» **Given task**
Extract exactly the range of lines bounded by the line containing "Extract the structured" and the final line of the listing, both ends included, and no other lines.

» **Data shown**
__________

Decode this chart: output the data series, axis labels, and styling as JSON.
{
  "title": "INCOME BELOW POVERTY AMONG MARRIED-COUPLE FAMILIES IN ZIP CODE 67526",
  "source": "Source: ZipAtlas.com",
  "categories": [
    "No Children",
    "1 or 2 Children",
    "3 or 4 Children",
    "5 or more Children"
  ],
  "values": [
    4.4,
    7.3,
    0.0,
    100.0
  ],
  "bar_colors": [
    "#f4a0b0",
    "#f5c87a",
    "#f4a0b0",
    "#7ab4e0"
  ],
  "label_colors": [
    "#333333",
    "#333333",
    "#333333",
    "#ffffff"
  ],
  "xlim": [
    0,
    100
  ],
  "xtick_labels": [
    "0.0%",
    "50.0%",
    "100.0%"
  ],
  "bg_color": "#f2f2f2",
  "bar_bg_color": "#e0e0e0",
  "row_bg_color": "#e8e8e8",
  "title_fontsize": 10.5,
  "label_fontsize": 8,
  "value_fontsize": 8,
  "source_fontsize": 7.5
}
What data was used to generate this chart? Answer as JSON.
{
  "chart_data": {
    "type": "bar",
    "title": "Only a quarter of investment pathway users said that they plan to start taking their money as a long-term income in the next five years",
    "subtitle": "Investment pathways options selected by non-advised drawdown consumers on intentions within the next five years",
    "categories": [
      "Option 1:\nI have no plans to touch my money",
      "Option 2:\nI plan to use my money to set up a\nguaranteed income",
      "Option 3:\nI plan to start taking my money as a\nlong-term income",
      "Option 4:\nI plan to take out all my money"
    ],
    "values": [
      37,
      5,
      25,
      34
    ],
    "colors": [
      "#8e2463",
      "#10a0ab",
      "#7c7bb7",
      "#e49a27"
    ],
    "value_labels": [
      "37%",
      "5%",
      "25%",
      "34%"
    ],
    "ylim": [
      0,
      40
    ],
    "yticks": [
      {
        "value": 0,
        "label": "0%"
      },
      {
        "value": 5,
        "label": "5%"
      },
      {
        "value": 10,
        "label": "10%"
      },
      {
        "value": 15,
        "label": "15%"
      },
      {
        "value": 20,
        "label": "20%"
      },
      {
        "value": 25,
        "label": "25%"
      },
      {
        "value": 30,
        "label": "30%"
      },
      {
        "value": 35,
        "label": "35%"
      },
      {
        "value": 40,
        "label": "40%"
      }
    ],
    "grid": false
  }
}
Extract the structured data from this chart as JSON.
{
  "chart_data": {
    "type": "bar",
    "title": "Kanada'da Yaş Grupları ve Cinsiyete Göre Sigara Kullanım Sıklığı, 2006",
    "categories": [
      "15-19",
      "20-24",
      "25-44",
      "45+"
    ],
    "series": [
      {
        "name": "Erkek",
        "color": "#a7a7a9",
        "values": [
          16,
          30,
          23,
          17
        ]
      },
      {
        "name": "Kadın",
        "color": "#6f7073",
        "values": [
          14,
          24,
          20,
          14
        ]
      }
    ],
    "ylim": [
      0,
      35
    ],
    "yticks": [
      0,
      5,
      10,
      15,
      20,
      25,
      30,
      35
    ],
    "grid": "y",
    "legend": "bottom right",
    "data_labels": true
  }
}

__________

» **Solution to the problem**
Extract the structured data from this chart as JSON.
{
  "chart_data": {
    "type": "bar",
    "title": "Kanada'da Yaş Grupları ve Cinsiyete Göre Sigara Kullanım Sıklığı, 2006",
    "categories": [
      "15-19",
      "20-24",
      "25-44",
      "45+"
    ],
    "series": [
      {
        "name": "Erkek",
        "color": "#a7a7a9",
        "values": [
          16,
          30,
          23,
          17
        ]
      },
      {
        "name": "Kadın",
        "color": "#6f7073",
        "values": [
          14,
          24,
          20,
          14
        ]
      }
    ],
    "ylim": [
      0,
      35
    ],
    "yticks": [
      0,
      5,
      10,
      15,
      20,
      25,
      30,
      35
    ],
    "grid": "y",
    "legend": "bottom right",
    "data_labels": true
  }
}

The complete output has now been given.